Word for word, copy out the data below, omitting pictures.

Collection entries
::::::::

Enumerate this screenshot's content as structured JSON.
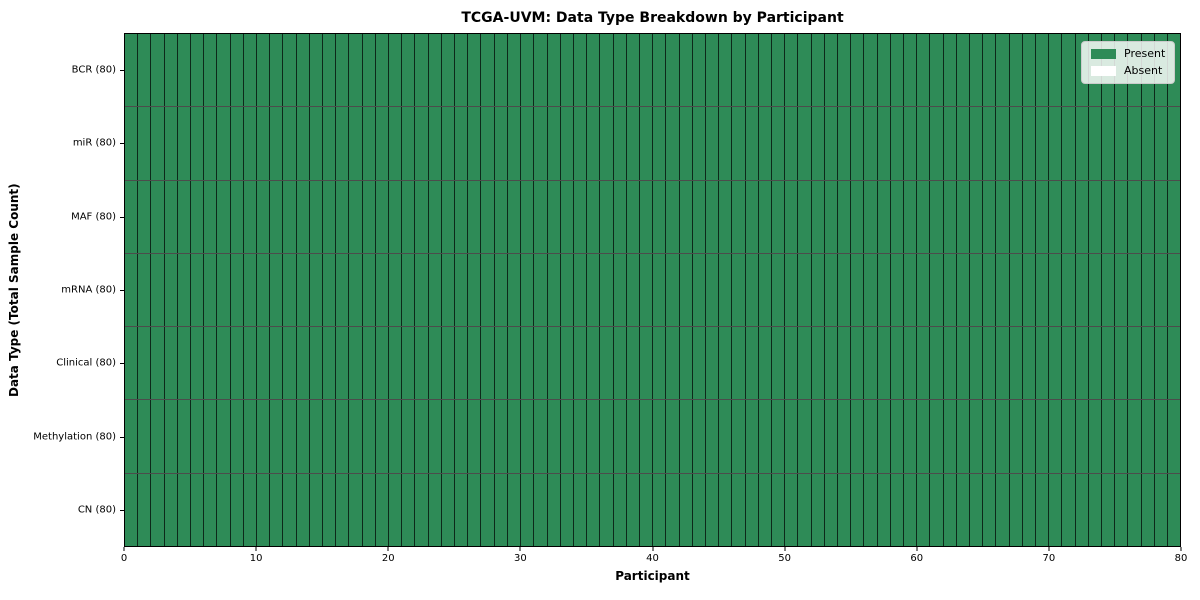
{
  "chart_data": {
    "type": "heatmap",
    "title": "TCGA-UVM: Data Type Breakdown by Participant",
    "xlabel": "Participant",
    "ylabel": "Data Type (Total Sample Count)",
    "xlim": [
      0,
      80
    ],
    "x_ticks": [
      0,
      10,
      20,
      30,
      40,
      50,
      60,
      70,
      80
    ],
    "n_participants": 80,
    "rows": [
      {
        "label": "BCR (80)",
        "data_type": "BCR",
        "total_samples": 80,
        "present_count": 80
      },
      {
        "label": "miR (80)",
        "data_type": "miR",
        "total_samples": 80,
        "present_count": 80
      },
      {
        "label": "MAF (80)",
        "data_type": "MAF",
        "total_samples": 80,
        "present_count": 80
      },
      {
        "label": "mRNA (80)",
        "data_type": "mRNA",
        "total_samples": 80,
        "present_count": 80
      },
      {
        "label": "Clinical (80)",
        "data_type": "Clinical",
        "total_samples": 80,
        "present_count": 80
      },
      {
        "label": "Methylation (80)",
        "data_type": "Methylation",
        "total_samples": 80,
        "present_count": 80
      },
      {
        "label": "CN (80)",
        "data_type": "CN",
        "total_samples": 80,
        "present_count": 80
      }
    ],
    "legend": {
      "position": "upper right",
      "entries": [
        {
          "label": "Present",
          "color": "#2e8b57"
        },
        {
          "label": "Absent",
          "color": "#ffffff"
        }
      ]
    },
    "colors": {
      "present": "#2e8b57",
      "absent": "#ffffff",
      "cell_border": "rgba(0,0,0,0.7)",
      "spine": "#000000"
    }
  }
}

::::::::

- _Response to the task_
Enumerate this screenshot's content as structured JSON.
{
  "chart_data": {
    "type": "heatmap",
    "title": "TCGA-UVM: Data Type Breakdown by Participant",
    "xlabel": "Participant",
    "ylabel": "Data Type (Total Sample Count)",
    "xlim": [
      0,
      80
    ],
    "x_ticks": [
      0,
      10,
      20,
      30,
      40,
      50,
      60,
      70,
      80
    ],
    "n_participants": 80,
    "rows": [
      {
        "label": "BCR (80)",
        "data_type": "BCR",
        "total_samples": 80,
        "present_count": 80
      },
      {
        "label": "miR (80)",
        "data_type": "miR",
        "total_samples": 80,
        "present_count": 80
      },
      {
        "label": "MAF (80)",
        "data_type": "MAF",
        "total_samples": 80,
        "present_count": 80
      },
      {
        "label": "mRNA (80)",
        "data_type": "mRNA",
        "total_samples": 80,
        "present_count": 80
      },
      {
        "label": "Clinical (80)",
        "data_type": "Clinical",
        "total_samples": 80,
        "present_count": 80
      },
      {
        "label": "Methylation (80)",
        "data_type": "Methylation",
        "total_samples": 80,
        "present_count": 80
      },
      {
        "label": "CN (80)",
        "data_type": "CN",
        "total_samples": 80,
        "present_count": 80
      }
    ],
    "legend": {
      "position": "upper right",
      "entries": [
        {
          "label": "Present",
          "color": "#2e8b57"
        },
        {
          "label": "Absent",
          "color": "#ffffff"
        }
      ]
    },
    "colors": {
      "present": "#2e8b57",
      "absent": "#ffffff",
      "cell_border": "rgba(0,0,0,0.7)",
      "spine": "#000000"
    }
  }
}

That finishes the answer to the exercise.